┌──
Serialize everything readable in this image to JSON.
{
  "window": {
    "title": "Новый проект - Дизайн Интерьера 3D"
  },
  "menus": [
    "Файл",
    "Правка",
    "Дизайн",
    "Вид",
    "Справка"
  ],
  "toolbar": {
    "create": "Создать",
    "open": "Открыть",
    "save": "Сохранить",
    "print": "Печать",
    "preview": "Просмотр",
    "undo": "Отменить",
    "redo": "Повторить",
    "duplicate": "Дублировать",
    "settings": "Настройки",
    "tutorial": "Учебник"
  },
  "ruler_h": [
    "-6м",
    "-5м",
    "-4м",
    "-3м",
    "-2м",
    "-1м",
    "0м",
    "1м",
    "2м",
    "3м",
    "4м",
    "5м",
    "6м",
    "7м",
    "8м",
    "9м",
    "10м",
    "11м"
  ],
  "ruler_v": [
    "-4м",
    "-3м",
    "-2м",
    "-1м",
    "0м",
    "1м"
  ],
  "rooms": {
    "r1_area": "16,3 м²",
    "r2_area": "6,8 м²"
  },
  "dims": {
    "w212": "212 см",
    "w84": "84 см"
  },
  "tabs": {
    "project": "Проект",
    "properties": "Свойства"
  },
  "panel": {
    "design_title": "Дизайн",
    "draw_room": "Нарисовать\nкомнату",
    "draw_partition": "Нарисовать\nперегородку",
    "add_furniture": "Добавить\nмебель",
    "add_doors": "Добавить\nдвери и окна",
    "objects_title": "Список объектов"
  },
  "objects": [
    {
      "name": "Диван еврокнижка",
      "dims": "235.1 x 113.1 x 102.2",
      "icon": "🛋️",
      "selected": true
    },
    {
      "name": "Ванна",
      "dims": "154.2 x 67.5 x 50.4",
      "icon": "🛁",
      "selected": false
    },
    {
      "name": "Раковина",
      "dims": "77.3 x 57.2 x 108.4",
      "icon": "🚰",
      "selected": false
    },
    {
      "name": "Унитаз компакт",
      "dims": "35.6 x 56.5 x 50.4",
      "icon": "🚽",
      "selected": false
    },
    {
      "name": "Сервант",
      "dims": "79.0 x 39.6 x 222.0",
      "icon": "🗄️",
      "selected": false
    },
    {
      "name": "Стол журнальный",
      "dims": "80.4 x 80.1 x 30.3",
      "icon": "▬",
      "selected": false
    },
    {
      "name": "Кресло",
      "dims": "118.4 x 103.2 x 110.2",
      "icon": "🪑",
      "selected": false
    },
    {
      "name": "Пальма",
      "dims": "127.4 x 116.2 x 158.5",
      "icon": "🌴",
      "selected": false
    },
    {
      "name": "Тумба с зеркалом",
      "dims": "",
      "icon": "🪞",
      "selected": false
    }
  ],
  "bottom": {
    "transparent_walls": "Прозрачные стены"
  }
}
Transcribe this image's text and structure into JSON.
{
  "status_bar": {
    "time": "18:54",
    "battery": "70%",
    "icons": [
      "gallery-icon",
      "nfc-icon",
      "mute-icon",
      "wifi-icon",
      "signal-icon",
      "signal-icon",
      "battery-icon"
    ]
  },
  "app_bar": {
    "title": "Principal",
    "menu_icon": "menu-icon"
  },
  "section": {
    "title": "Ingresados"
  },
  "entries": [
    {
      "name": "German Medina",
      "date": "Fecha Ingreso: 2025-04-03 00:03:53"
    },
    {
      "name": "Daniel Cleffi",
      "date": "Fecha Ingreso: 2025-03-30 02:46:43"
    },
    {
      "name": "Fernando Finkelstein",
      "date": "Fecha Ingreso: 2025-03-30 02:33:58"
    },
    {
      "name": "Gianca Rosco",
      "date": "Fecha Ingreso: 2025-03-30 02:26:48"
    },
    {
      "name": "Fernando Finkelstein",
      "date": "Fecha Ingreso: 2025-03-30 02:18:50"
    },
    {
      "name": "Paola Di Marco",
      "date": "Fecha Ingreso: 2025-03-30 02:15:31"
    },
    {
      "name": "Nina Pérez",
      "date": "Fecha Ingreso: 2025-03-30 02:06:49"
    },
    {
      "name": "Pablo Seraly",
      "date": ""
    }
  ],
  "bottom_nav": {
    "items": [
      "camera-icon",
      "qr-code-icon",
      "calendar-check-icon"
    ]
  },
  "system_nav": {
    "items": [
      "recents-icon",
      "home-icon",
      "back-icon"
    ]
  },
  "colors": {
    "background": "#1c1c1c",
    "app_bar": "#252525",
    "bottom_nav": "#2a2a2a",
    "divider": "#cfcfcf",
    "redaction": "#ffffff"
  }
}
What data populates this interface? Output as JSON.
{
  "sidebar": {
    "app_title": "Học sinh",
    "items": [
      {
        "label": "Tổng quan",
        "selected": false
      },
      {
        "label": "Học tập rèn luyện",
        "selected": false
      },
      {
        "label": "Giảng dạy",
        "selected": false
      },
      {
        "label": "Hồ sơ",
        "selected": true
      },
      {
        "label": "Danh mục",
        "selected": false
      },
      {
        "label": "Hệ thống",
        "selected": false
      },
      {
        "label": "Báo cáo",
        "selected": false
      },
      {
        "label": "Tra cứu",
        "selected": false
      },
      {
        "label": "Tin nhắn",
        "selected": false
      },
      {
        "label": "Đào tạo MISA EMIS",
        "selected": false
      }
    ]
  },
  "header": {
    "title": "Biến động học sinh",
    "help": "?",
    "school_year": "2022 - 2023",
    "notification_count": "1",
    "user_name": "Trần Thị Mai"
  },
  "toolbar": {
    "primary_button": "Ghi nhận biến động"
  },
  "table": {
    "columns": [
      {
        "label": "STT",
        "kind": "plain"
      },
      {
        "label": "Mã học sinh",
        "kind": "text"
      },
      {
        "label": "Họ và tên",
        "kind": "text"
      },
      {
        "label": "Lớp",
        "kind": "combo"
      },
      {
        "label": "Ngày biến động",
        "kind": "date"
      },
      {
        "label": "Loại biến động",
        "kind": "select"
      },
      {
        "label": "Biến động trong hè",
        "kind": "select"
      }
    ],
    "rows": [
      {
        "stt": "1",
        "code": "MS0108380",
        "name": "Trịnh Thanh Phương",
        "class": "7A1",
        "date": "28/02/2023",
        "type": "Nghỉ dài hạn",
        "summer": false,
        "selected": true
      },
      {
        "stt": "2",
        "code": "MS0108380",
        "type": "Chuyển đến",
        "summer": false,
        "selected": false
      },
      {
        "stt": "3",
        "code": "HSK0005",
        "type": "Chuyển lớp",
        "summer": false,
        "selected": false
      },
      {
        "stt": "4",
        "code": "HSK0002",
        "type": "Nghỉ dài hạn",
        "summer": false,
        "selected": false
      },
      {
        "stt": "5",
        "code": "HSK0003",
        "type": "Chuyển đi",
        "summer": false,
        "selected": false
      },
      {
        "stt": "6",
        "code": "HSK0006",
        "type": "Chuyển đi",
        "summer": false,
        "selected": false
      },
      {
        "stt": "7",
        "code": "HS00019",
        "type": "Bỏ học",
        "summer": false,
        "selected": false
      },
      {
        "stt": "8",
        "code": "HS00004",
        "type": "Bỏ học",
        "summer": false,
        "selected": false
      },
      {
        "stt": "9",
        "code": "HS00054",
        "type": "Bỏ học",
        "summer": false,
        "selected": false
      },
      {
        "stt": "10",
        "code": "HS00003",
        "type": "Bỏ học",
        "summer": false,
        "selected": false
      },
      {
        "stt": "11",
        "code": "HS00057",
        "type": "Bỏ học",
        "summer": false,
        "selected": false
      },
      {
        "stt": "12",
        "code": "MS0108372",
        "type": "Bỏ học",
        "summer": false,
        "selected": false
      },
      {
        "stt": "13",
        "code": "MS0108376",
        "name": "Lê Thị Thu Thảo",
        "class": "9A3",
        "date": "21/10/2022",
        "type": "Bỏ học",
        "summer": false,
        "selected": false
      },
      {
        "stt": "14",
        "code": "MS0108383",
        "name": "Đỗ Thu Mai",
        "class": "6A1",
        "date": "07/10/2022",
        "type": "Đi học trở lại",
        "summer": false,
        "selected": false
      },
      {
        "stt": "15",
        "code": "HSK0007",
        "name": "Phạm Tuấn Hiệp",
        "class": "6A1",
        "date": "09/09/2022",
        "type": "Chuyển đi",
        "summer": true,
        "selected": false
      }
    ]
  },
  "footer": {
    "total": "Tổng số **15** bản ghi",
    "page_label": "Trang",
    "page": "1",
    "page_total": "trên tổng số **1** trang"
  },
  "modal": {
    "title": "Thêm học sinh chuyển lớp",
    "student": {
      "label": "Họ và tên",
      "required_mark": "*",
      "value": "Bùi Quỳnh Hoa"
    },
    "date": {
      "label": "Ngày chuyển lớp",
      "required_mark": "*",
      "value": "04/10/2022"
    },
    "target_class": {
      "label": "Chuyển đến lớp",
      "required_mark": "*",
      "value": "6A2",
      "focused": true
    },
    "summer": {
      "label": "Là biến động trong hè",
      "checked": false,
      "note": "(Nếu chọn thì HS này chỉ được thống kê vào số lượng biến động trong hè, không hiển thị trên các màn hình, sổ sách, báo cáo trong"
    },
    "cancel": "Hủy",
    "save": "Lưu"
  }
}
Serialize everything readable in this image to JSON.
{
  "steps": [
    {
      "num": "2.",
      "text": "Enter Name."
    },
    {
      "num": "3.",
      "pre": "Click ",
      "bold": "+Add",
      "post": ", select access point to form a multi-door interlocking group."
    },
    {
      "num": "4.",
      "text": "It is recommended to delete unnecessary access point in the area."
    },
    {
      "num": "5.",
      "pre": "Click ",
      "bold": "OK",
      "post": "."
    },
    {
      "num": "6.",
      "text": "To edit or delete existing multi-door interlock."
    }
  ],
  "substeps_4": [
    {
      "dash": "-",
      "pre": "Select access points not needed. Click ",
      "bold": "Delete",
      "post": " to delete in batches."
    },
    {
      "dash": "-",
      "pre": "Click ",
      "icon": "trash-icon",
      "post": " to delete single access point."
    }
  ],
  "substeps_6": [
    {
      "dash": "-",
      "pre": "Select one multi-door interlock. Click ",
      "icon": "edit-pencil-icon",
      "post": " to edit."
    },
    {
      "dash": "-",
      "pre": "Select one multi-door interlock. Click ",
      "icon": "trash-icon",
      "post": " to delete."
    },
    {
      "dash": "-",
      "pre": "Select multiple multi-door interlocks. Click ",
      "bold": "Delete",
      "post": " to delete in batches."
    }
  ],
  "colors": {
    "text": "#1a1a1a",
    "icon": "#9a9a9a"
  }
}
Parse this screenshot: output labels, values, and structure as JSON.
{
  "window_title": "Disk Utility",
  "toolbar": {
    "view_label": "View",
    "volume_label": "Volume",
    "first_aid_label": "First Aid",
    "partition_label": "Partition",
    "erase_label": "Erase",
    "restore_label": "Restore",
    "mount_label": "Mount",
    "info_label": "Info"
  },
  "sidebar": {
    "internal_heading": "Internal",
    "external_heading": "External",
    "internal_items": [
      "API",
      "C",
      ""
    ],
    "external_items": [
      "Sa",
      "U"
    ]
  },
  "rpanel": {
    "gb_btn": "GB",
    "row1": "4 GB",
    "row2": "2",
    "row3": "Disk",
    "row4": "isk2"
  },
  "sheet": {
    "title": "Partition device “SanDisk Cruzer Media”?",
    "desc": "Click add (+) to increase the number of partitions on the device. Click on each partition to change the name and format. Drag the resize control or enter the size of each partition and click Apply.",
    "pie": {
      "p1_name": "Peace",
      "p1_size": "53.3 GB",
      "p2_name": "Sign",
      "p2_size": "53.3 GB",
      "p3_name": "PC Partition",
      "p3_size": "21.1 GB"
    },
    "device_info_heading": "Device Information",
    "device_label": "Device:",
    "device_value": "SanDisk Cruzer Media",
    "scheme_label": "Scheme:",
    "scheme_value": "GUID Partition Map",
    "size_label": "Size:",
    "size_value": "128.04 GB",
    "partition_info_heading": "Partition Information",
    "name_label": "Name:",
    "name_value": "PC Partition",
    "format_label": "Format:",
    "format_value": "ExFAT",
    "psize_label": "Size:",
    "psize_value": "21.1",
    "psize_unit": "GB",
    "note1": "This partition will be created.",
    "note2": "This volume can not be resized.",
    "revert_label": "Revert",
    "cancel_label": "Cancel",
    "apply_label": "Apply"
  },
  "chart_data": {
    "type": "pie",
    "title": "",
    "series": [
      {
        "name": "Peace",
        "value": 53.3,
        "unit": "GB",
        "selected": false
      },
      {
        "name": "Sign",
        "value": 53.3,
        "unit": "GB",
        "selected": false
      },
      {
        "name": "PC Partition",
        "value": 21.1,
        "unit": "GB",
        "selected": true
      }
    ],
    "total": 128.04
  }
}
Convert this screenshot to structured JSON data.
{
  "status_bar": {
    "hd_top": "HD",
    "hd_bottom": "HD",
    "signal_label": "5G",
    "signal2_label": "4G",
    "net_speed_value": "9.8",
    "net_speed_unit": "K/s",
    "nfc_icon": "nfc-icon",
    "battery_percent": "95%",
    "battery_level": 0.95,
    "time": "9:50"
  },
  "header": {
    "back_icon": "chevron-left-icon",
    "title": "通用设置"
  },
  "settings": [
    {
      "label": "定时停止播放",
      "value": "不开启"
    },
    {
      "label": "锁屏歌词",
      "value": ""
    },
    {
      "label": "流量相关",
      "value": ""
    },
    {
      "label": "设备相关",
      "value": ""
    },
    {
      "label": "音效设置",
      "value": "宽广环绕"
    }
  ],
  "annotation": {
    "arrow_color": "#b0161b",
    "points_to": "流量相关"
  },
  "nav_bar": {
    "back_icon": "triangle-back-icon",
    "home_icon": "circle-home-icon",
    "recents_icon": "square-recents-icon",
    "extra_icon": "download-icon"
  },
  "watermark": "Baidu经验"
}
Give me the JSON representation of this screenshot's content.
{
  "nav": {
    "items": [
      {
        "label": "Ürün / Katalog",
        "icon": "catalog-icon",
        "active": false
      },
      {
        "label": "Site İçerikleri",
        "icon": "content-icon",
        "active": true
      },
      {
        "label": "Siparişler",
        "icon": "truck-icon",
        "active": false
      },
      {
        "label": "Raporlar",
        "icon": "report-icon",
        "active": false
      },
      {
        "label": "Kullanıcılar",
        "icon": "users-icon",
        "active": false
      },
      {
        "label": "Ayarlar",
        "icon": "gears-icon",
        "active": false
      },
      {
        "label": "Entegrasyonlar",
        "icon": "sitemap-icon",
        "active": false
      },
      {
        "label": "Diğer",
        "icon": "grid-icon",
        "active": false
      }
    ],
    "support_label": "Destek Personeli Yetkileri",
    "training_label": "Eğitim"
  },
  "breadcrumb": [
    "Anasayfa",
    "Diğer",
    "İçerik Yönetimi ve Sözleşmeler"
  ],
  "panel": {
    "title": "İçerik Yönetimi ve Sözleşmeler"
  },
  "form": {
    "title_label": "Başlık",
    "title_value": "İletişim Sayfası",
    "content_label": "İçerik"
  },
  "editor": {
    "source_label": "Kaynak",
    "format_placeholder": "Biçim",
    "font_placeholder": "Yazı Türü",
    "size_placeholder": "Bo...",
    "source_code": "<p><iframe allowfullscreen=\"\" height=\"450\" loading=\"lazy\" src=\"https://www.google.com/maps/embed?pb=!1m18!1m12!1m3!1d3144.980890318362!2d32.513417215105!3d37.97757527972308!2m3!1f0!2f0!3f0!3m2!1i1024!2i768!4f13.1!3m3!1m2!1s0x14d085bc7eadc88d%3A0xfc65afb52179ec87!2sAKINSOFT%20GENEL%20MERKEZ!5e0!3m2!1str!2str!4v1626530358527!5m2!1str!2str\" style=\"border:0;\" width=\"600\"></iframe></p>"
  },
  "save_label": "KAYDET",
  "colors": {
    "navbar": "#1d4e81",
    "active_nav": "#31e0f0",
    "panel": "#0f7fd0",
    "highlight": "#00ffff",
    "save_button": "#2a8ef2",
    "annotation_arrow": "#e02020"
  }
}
└──
INSTRUCTIONS TO FOLLOW :: Note how many lines in the listing above hold the string "Yönetimi", then give only that figure.

TASK ANSWER :: 2